**Problem requirements:**
Copy each line containing the word "DOCOMO" from the records that follow, please.

**Record excerpts:**
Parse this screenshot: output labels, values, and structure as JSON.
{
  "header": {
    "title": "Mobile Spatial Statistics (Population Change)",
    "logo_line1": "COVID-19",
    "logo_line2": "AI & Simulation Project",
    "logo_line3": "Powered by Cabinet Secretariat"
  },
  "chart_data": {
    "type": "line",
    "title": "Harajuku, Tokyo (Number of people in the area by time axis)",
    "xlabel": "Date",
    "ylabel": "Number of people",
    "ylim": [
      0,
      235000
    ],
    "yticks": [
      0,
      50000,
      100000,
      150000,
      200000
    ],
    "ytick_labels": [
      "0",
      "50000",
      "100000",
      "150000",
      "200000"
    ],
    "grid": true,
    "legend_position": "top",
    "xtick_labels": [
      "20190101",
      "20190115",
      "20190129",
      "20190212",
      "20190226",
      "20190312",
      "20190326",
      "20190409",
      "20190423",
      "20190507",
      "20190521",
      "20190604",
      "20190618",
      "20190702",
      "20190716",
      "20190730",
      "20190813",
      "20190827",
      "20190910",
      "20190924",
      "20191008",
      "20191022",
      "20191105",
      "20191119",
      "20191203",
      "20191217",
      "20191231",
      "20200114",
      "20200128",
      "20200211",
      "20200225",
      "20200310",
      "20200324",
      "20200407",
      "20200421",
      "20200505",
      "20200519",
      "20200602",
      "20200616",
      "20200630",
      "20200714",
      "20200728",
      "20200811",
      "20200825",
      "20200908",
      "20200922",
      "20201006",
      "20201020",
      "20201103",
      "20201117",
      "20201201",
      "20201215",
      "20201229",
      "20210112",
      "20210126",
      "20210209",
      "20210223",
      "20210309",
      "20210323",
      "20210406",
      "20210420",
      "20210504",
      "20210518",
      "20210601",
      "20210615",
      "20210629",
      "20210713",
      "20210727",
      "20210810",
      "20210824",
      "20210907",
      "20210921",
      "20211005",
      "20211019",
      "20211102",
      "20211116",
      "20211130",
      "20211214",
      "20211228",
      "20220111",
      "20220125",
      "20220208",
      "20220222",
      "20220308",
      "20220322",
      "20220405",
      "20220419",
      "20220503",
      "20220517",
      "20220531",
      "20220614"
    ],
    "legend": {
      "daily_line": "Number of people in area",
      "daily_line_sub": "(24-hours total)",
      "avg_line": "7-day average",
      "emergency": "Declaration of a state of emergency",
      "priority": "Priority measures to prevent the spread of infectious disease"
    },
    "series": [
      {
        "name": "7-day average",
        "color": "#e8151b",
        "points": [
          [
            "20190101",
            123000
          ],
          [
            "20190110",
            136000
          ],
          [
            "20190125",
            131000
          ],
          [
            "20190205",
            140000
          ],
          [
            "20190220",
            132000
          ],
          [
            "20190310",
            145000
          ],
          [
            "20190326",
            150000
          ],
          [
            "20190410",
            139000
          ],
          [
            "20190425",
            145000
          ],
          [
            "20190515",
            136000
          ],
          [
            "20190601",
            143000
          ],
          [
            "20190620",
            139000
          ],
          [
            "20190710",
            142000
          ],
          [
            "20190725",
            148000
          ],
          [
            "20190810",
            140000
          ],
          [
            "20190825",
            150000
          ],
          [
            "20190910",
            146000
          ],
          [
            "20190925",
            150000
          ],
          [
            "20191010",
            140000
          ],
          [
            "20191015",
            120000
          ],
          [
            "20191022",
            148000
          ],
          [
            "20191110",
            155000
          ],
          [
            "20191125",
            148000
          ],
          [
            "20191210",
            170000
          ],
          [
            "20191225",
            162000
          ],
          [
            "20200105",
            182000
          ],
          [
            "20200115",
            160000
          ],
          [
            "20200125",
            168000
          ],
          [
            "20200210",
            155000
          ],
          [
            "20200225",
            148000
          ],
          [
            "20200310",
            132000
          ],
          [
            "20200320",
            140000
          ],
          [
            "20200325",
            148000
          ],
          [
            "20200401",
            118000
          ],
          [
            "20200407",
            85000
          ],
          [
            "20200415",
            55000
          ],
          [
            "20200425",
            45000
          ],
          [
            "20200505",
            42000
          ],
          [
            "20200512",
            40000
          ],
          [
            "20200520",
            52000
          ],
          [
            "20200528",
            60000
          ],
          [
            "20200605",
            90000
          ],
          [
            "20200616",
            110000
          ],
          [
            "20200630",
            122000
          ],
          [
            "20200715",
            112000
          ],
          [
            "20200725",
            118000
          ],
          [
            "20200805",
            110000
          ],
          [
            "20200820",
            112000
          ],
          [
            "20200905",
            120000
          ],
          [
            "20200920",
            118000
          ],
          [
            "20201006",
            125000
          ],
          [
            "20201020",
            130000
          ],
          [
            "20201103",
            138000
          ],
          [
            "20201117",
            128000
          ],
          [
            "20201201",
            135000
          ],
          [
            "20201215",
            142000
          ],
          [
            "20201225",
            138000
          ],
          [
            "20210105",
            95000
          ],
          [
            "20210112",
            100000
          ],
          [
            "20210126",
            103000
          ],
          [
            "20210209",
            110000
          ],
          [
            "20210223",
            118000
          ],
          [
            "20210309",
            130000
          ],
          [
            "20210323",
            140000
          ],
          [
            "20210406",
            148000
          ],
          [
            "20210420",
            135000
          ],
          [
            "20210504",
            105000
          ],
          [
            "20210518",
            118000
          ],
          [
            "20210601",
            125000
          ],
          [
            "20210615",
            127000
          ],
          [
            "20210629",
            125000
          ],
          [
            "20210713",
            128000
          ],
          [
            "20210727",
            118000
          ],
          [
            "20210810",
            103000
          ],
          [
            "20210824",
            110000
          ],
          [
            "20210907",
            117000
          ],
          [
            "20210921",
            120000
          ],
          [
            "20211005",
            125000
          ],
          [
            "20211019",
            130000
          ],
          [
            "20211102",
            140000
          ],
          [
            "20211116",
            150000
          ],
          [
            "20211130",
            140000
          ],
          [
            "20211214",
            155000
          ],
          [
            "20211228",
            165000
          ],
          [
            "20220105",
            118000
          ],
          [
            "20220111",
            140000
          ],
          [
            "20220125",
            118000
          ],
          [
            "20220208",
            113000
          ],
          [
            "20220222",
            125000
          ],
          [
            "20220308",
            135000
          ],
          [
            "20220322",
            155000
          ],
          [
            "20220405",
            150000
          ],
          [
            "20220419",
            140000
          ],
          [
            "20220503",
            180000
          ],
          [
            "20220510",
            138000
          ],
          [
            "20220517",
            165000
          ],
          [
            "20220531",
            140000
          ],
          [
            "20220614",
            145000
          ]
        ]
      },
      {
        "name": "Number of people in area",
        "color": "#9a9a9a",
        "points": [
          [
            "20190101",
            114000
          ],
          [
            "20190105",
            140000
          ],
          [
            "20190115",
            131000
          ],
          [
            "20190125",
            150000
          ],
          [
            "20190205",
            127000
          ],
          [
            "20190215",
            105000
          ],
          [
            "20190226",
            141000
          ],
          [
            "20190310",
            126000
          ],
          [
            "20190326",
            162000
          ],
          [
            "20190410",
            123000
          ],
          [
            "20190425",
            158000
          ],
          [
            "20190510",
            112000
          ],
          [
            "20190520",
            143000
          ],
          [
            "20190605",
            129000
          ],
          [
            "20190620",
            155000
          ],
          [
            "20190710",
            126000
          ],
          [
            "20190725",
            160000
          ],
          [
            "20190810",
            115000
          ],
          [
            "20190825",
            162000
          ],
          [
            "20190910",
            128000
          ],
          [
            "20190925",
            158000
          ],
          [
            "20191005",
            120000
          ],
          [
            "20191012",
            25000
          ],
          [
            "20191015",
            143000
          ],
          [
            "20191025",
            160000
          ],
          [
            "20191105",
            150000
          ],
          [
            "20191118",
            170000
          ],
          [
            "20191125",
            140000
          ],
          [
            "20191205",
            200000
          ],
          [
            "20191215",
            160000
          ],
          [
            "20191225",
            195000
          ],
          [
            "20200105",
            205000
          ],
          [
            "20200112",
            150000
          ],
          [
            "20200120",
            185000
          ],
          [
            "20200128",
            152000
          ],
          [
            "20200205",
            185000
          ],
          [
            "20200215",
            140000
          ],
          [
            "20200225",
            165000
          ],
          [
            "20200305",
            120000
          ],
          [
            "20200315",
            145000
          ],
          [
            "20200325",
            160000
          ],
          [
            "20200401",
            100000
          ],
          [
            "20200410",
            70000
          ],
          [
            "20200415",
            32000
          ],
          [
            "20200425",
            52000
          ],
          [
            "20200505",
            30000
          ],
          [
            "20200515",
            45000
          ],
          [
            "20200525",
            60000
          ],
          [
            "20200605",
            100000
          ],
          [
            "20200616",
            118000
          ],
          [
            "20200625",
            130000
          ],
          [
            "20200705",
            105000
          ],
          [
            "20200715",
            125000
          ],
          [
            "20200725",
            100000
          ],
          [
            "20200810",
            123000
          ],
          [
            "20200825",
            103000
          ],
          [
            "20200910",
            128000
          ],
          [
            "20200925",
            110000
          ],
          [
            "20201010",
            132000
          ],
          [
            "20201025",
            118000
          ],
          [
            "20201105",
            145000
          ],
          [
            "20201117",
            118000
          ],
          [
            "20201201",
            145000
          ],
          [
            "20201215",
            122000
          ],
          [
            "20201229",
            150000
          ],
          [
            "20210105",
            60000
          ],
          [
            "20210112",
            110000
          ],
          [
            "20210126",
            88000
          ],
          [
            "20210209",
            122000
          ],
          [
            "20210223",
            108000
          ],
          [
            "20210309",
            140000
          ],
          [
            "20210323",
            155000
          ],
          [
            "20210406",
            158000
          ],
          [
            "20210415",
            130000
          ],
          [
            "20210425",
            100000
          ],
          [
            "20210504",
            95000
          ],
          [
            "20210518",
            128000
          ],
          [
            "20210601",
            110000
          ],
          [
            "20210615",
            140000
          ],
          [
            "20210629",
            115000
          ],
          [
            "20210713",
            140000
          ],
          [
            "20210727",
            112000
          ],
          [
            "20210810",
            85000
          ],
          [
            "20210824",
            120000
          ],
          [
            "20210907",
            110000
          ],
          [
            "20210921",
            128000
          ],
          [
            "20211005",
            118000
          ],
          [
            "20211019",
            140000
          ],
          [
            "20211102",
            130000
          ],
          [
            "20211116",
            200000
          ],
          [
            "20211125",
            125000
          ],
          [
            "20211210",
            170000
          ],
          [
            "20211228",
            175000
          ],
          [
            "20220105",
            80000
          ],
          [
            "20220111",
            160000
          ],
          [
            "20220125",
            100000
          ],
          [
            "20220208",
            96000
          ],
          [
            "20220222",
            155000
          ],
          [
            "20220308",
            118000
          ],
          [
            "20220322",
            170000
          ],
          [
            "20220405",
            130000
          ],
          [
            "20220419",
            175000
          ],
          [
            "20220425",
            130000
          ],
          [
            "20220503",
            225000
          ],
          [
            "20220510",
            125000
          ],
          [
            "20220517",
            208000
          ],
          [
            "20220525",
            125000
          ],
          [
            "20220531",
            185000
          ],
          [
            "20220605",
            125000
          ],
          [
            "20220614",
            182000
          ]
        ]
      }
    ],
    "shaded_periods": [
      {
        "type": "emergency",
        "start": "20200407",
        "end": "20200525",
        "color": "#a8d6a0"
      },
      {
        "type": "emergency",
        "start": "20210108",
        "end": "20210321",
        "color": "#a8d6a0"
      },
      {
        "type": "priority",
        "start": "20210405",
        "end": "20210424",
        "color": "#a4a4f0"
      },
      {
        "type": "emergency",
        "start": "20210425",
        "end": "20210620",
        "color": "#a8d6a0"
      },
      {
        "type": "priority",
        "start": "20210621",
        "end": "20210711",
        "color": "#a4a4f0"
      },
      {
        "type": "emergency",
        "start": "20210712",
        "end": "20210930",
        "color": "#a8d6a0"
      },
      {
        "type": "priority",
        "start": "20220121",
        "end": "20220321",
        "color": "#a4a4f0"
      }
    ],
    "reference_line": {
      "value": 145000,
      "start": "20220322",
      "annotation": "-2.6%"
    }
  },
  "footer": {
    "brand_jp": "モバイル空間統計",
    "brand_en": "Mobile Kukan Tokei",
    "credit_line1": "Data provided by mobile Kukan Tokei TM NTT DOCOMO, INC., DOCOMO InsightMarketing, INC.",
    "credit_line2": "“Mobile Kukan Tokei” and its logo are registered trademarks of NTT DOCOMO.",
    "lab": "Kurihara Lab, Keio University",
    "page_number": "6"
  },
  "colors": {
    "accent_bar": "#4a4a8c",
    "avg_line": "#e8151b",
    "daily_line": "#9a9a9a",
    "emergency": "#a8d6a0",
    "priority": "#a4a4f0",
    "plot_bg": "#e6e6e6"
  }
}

**Response to this task:**
    "credit_line1": "Data provided by mobile Kukan Tokei TM NTT DOCOMO, INC., DOCOMO InsightMarketing, INC.",
    "credit_line2": "“Mobile Kukan Tokei” and its logo are registered trademarks of NTT DOCOMO.",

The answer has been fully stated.